Collect every line of the records below that contains the word "Forcite".
────────
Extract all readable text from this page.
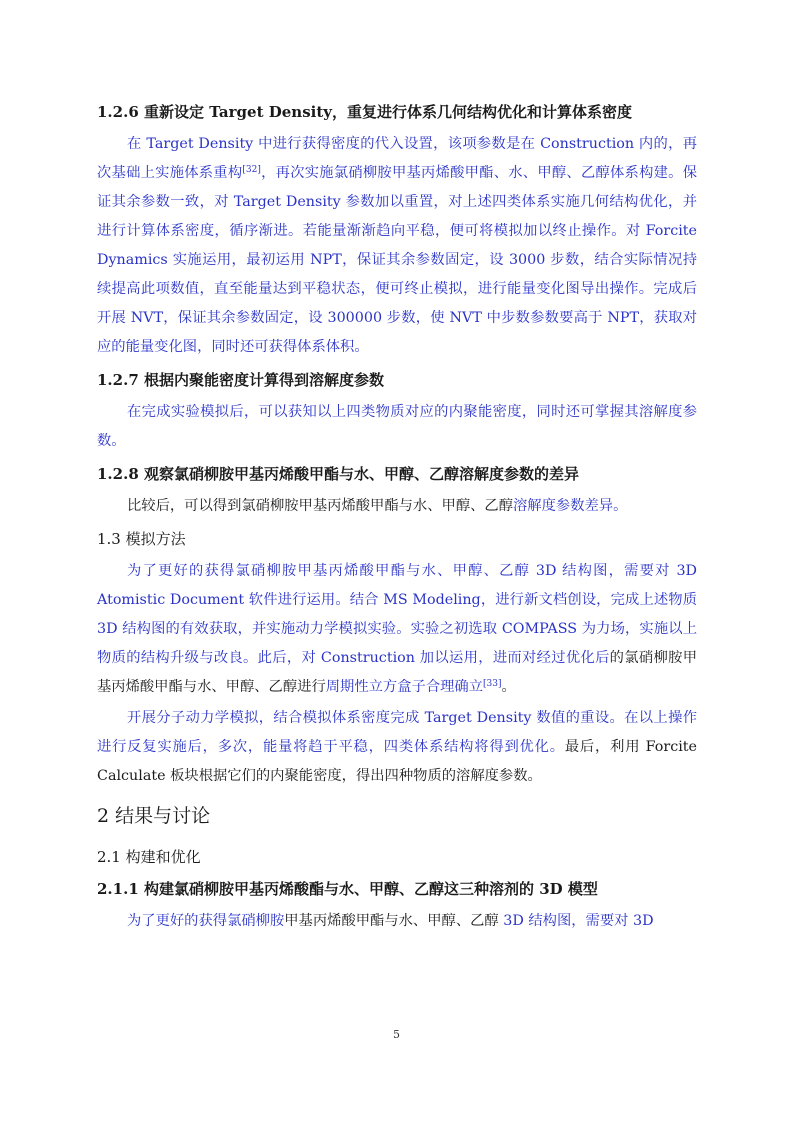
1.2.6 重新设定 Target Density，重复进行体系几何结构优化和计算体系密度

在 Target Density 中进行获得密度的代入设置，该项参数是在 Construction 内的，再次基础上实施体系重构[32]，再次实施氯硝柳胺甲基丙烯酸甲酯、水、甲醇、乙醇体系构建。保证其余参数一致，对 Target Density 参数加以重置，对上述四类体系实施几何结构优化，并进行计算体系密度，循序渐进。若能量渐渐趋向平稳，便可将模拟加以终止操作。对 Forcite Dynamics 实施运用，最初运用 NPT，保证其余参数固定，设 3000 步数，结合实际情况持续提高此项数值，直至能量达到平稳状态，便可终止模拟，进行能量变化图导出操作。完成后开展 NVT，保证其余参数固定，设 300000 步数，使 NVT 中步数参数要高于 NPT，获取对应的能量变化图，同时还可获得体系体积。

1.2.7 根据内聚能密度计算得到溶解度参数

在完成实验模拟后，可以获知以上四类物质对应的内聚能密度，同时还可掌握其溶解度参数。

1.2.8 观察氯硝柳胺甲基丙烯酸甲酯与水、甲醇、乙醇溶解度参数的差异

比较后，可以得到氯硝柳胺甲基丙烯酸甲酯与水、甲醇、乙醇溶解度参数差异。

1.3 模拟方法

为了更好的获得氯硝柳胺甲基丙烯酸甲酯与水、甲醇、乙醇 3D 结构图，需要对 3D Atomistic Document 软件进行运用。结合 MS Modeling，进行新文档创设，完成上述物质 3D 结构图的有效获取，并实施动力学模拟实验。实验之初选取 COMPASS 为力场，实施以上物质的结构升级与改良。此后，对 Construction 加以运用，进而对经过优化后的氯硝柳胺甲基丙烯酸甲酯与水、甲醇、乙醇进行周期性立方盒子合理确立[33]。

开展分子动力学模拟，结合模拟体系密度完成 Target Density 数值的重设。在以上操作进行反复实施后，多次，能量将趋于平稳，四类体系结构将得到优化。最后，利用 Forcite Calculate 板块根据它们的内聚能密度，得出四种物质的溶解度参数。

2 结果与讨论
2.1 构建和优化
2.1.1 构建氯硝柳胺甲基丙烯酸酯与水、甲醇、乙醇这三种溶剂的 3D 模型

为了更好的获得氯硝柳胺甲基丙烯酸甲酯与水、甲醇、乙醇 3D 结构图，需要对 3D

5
────────
◆ RESPONSE BELOW ◆
在 Target Density 中进行获得密度的代入设置，该项参数是在 Construction 内的，再次基础上实施体系重构[32]，再次实施氯硝柳胺甲基丙烯酸甲酯、水、甲醇、乙醇体系构建。保证其余参数一致，对 Target Density 参数加以重置，对上述四类体系实施几何结构优化，并进行计算体系密度，循序渐进。若能量渐渐趋向平稳，便可将模拟加以终止操作。对 Forcite Dynamics 实施运用，最初运用 NPT，保证其余参数固定，设 3000 步数，结合实际情况持续提高此项数值，直至能量达到平稳状态，便可终止模拟，进行能量变化图导出操作。完成后开展 NVT，保证其余参数固定，设 300000 步数，使 NVT 中步数参数要高于 NPT，获取对应的能量变化图，同时还可获得体系体积。
开展分子动力学模拟，结合模拟体系密度完成 Target Density 数值的重设。在以上操作进行反复实施后，多次，能量将趋于平稳，四类体系结构将得到优化。最后，利用 Forcite Calculate 板块根据它们的内聚能密度，得出四种物质的溶解度参数。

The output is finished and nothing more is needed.